• _Set exercise_:
Reproduce, character for character, the lines of the listing from the one containing "y-tick-label: 220 (34, 45, 55, 58)" through the one containing "chart-title-unit: (en milliers", including both of those lines.

(Labeled box listing)
** begin **
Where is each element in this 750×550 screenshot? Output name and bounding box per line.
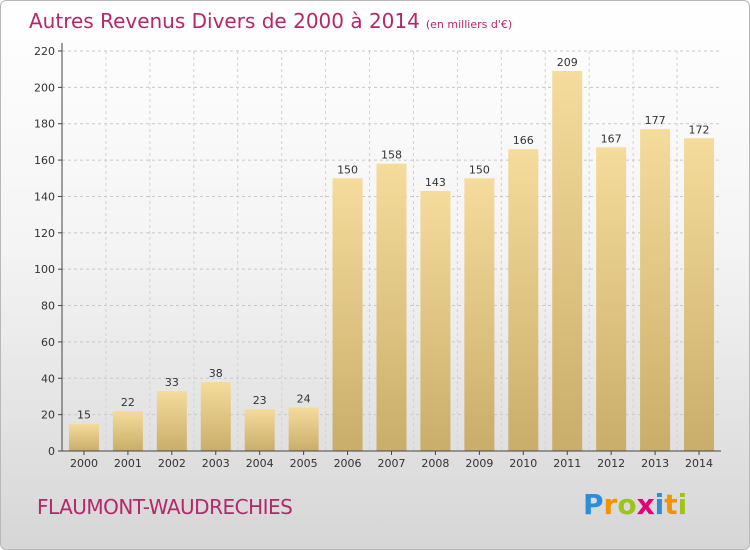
y-tick-label: 220 (34, 45, 55, 58)
bar (112, 411, 143, 451)
data-label: 177 (645, 114, 666, 127)
x-tick-label: 2006 (334, 457, 362, 470)
x-tick-label: 2005 (290, 457, 318, 470)
data-label: 15 (77, 409, 91, 422)
data-label: 172 (689, 123, 710, 136)
y-tick-label: 200 (34, 81, 55, 94)
bar (332, 178, 363, 452)
y-tick-label: 140 (34, 190, 55, 203)
bar (508, 149, 539, 451)
logo-letter: o (617, 488, 637, 521)
chart-title-unit: (en milliers d'€) (425, 18, 513, 31)
y-tick-label: 40 (41, 372, 55, 385)
logo-letter: P (583, 488, 604, 521)
y-tick-label: 0 (48, 445, 55, 458)
data-label: 33 (165, 376, 179, 389)
bar (156, 391, 187, 451)
data-labels: 15 22 33 38 23 24 150 158 143 150 166 209 167 177 172 (77, 56, 710, 422)
data-label: 150 (469, 163, 490, 176)
bar (684, 138, 715, 452)
bar (244, 409, 275, 451)
logo-letter: t (664, 488, 678, 521)
x-tick-label: 2004 (246, 457, 274, 470)
logo-letter: x (636, 488, 655, 521)
y-tick-label: 20 (41, 409, 55, 422)
x-tick-label: 2003 (202, 457, 230, 470)
data-label: 167 (601, 132, 622, 145)
bar (464, 178, 495, 452)
x-tick-label: 2013 (641, 457, 669, 470)
bar (596, 147, 627, 451)
bar (376, 163, 407, 451)
data-label: 166 (513, 134, 534, 147)
bar (200, 381, 231, 451)
y-tick-label: 160 (34, 154, 55, 167)
place-name: FLAUMONT-WAUDRECHIES (37, 495, 293, 519)
x-tick-label: 2008 (421, 457, 449, 470)
x-tick-label: 2001 (114, 457, 142, 470)
bar (640, 129, 671, 451)
y-tick-label: 60 (41, 336, 55, 349)
bar (552, 71, 583, 451)
bar (68, 423, 99, 451)
y-tick-label: 80 (41, 300, 55, 313)
grid-lines (62, 50, 721, 451)
data-label: 23 (253, 394, 267, 407)
chart-title: Autres Revenus Divers de 2000 à 2014 (en … (29, 9, 512, 33)
proxiti-logo: Proxiti (583, 488, 687, 521)
x-tick-label: 2011 (553, 457, 581, 470)
y-tick-label: 100 (34, 263, 55, 276)
x-tick-label: 2000 (70, 457, 98, 470)
data-label: 209 (557, 56, 578, 69)
x-tick-label: 2014 (685, 457, 713, 470)
data-label: 150 (337, 163, 358, 176)
data-label: 22 (121, 396, 135, 409)
axes: 0 20 40 60 80 100 120 140 160 180 200 220 2000 2001 20… (34, 43, 721, 470)
bar (420, 191, 451, 451)
logo-letter: i (677, 488, 688, 521)
x-tick-label: 2002 (158, 457, 186, 470)
x-tick-label: 2009 (465, 457, 493, 470)
data-label: 143 (425, 176, 446, 189)
bar (288, 407, 319, 451)
chart-title-text: Autres Revenus Divers de 2000 à 2014 (29, 9, 420, 33)
x-tick-label: 2007 (378, 457, 406, 470)
y-tick-label: 180 (34, 118, 55, 131)
data-label: 24 (297, 392, 311, 405)
logo-letter: i (654, 488, 665, 521)
data-label: 38 (209, 367, 223, 380)
data-label: 158 (381, 149, 402, 162)
bars (68, 71, 715, 452)
x-tick-label: 2012 (597, 457, 625, 470)
logo-letter: r (603, 488, 618, 521)
y-tick-label: 120 (34, 227, 55, 240)
x-tick-label: 2010 (509, 457, 537, 470)
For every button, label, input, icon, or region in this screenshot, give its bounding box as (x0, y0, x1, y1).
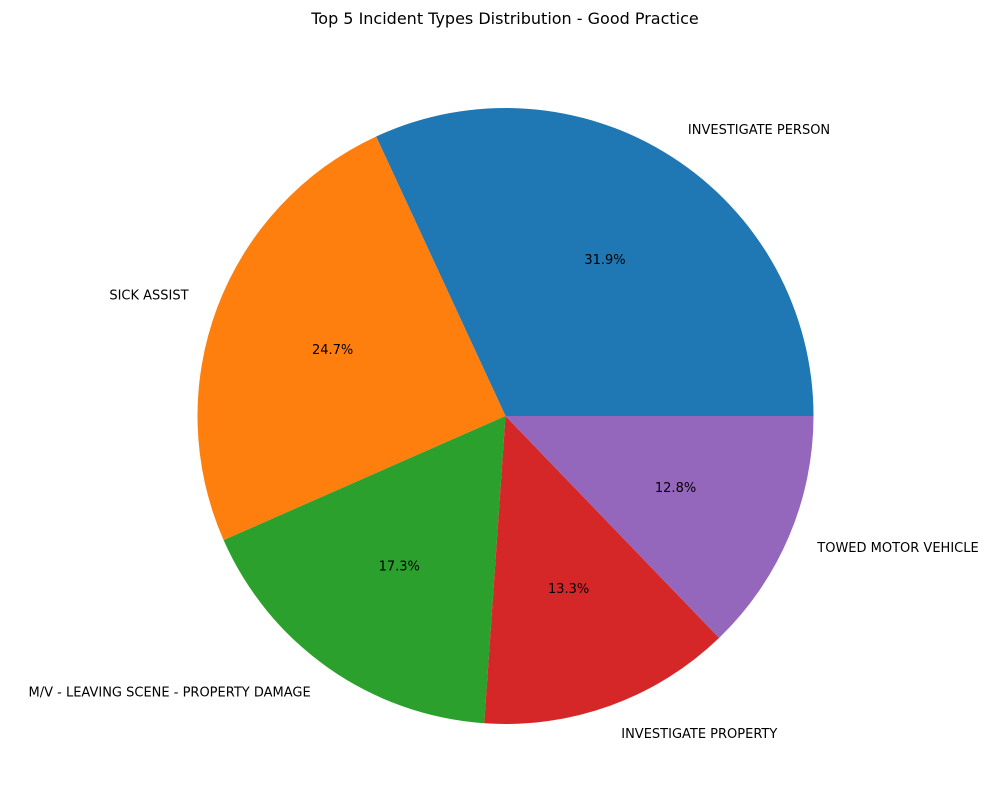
category-labels: INVESTIGATE PERSON SICK ASSIST M/V - LEAVI… (29, 123, 979, 742)
pie-slice-investigate-property (484, 416, 720, 724)
pie-slice-sick-assist (197, 136, 506, 541)
percent-label-investigate-property: 13.3% (548, 582, 589, 597)
percent-label-towed-motor-vehicle: 12.8% (655, 481, 696, 496)
percent-label-sick-assist: 24.7% (312, 343, 353, 358)
category-label-investigate-property: INVESTIGATE PROPERTY (621, 727, 777, 742)
category-label-m-v-leaving-scene-property-damage: M/V - LEAVING SCENE - PROPERTY DAMAGE (29, 686, 311, 701)
percent-labels: 31.9% 24.7% 17.3% 13.3% 12.8% (312, 253, 696, 597)
category-label-sick-assist: SICK ASSIST (109, 289, 188, 304)
category-label-investigate-person: INVESTIGATE PERSON (688, 123, 830, 138)
pie-slice-investigate-person (376, 108, 814, 416)
percent-label-investigate-person: 31.9% (584, 253, 625, 268)
pie-slice-m-v-leaving-scene-property-damage (223, 416, 506, 724)
pie-slice-towed-motor-vehicle (505, 416, 814, 638)
percent-label-m-v-leaving-scene-property-damage: 17.3% (379, 560, 420, 575)
chart-title: Top 5 Incident Types Distribution - Good… (310, 9, 699, 28)
pie-slices (197, 108, 814, 724)
category-label-towed-motor-vehicle: TOWED MOTOR VEHICLE (816, 541, 978, 556)
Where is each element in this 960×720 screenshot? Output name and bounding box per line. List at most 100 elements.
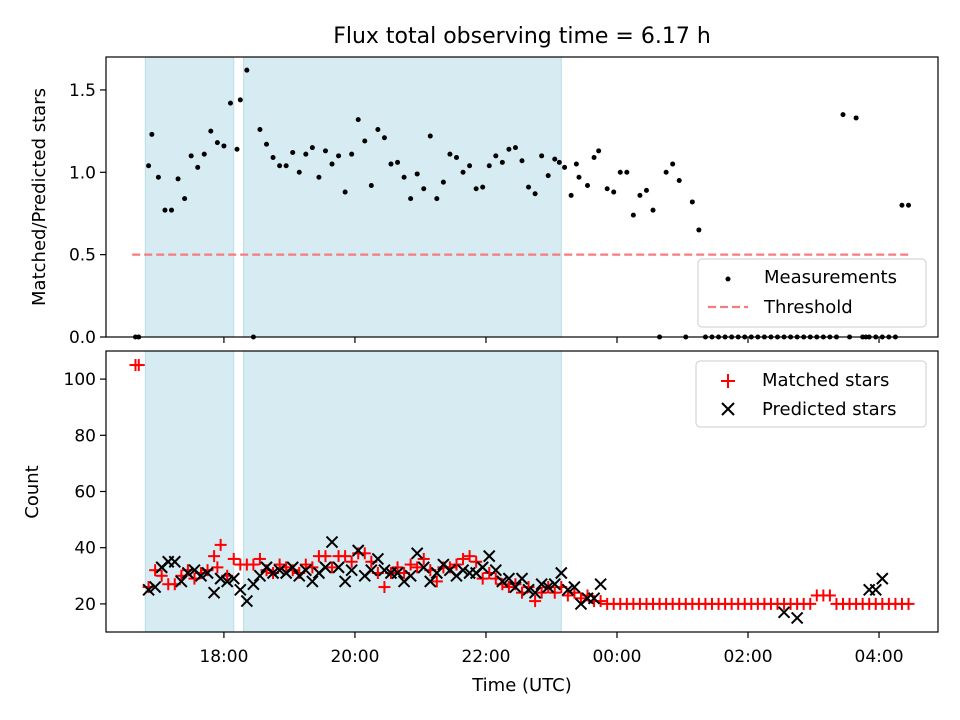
predicted-star-point: [548, 578, 561, 591]
predicted-star-point: [345, 563, 358, 577]
measurement-point: [188, 153, 194, 159]
y-tick-label: 40: [74, 539, 96, 559]
measurement-point: [342, 189, 348, 195]
bottom-panel-y-ticks: 20 40 60 80 100: [64, 370, 106, 615]
measurement-point: [556, 159, 562, 165]
predicted-star-point: [175, 575, 188, 588]
bottom-legend: Matched stars Predicted stars: [695, 360, 927, 428]
predicted-star-point: [286, 561, 299, 574]
measurement-point: [486, 163, 492, 169]
measurement-point: [303, 151, 309, 157]
measurement-point: [591, 154, 597, 160]
matched-star-point: [208, 550, 221, 563]
measurement-point: [568, 192, 574, 198]
measurement-point: [447, 151, 453, 157]
predicted-star-point: [410, 547, 424, 560]
predicted-star-point: [561, 583, 575, 597]
predicted-star-point: [247, 578, 260, 591]
top-panel-ratio: 0.0 0.5 1.0 1.5 Matched/Predicted stars Mea…: [29, 56, 939, 348]
measurement-point: [362, 138, 368, 144]
y-tick-label: 1.0: [69, 163, 96, 183]
matched-star-point: [463, 550, 476, 563]
predicted-star-point: [319, 561, 332, 574]
x-tick-label: 22:00: [461, 647, 510, 667]
predicted-star-point: [528, 586, 542, 599]
measurement-point: [408, 196, 414, 202]
measurement-point: [460, 169, 466, 175]
bottom-legend-box: [695, 360, 927, 428]
predicted-star-point: [371, 552, 385, 566]
measurement-point: [473, 186, 479, 192]
predicted-star-point: [273, 563, 286, 577]
y-tick-label: 60: [74, 483, 96, 503]
predicted-star-point: [417, 561, 430, 574]
matched-star-point: [339, 550, 352, 563]
measurement-point: [499, 159, 505, 165]
matched-star-point: [529, 595, 542, 608]
matched-star-point: [299, 558, 312, 571]
measurement-point: [146, 163, 152, 169]
matched-star-point: [273, 558, 286, 571]
predicted-star-point: [587, 592, 601, 605]
matched-star-point: [548, 586, 561, 599]
measurement-point: [611, 189, 617, 195]
x-tick-label: 20:00: [330, 647, 379, 667]
predicted-star-point: [207, 586, 221, 599]
predicted-star-point: [299, 563, 313, 577]
measurement-point: [264, 141, 270, 147]
measurement-point: [689, 199, 695, 205]
measurement-point: [162, 207, 168, 213]
measurement-point: [617, 169, 623, 175]
top-panel-y-ticks: 0.0 0.5 1.0 1.5: [69, 81, 106, 348]
predicted-star-point: [541, 580, 555, 594]
shaded-span: [144, 56, 235, 338]
predicted-star-point: [476, 561, 489, 574]
predicted-star-point: [594, 578, 607, 591]
measurement-point: [519, 158, 525, 164]
measurement-point: [290, 150, 296, 156]
matched-star-point: [345, 555, 358, 568]
measurement-point: [545, 173, 551, 179]
matched-star-point: [391, 561, 404, 574]
measurement-point: [329, 161, 335, 167]
legend-matched-marker: [721, 374, 735, 388]
matched-star-point: [535, 586, 548, 599]
predicted-star-point: [456, 563, 470, 577]
measurement-point: [493, 153, 499, 159]
measurement-point: [257, 126, 263, 132]
measurement-point: [906, 202, 912, 208]
measurement-point: [227, 100, 233, 106]
measurement-point: [414, 171, 420, 177]
predicted-star-point: [227, 572, 240, 585]
predicted-star-point: [496, 575, 509, 588]
predicted-star-point: [430, 566, 444, 580]
matched-star-point: [457, 552, 470, 565]
predicted-star-point: [148, 580, 162, 594]
predicted-star-point: [378, 563, 391, 577]
matched-star-point: [404, 558, 417, 571]
matched-star-point: [804, 597, 817, 610]
legend-predicted-marker: [721, 402, 735, 416]
measurement-point: [573, 161, 579, 167]
matched-star-point: [450, 558, 463, 571]
predicted-star-point: [404, 569, 417, 583]
measurement-point: [388, 161, 394, 167]
measurement-point: [309, 145, 315, 151]
predicted-star-point: [214, 572, 227, 585]
predicted-star-point: [220, 575, 234, 588]
measurement-point: [585, 182, 591, 188]
measurement-point: [270, 154, 276, 160]
matched-star-point: [417, 552, 430, 565]
measurement-point: [467, 163, 473, 169]
measurement-point: [316, 174, 322, 180]
predicted-star-point: [201, 566, 214, 580]
matched-star-point: [378, 581, 391, 594]
measurement-point: [480, 184, 486, 190]
top-panel-shaded-spans: [144, 56, 562, 338]
top-legend: Measurements Threshold: [697, 258, 927, 328]
predicted-star-point: [515, 572, 529, 585]
measurement-point: [532, 191, 538, 197]
measurement-point: [562, 164, 568, 170]
measurement-point: [175, 176, 181, 182]
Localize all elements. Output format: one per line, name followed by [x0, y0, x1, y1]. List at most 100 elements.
** end **
• _The output_:
y-tick-label: 220 (34, 45, 55, 58)
bar (112, 411, 143, 451)
data-label: 177 (645, 114, 666, 127)
x-tick-label: 2006 (334, 457, 362, 470)
x-tick-label: 2005 (290, 457, 318, 470)
data-label: 15 (77, 409, 91, 422)
data-label: 172 (689, 123, 710, 136)
y-tick-label: 200 (34, 81, 55, 94)
bar (332, 178, 363, 452)
y-tick-label: 140 (34, 190, 55, 203)
bar (508, 149, 539, 451)
logo-letter: o (617, 488, 637, 521)
chart-title-unit: (en milliers d'€) (425, 18, 513, 31)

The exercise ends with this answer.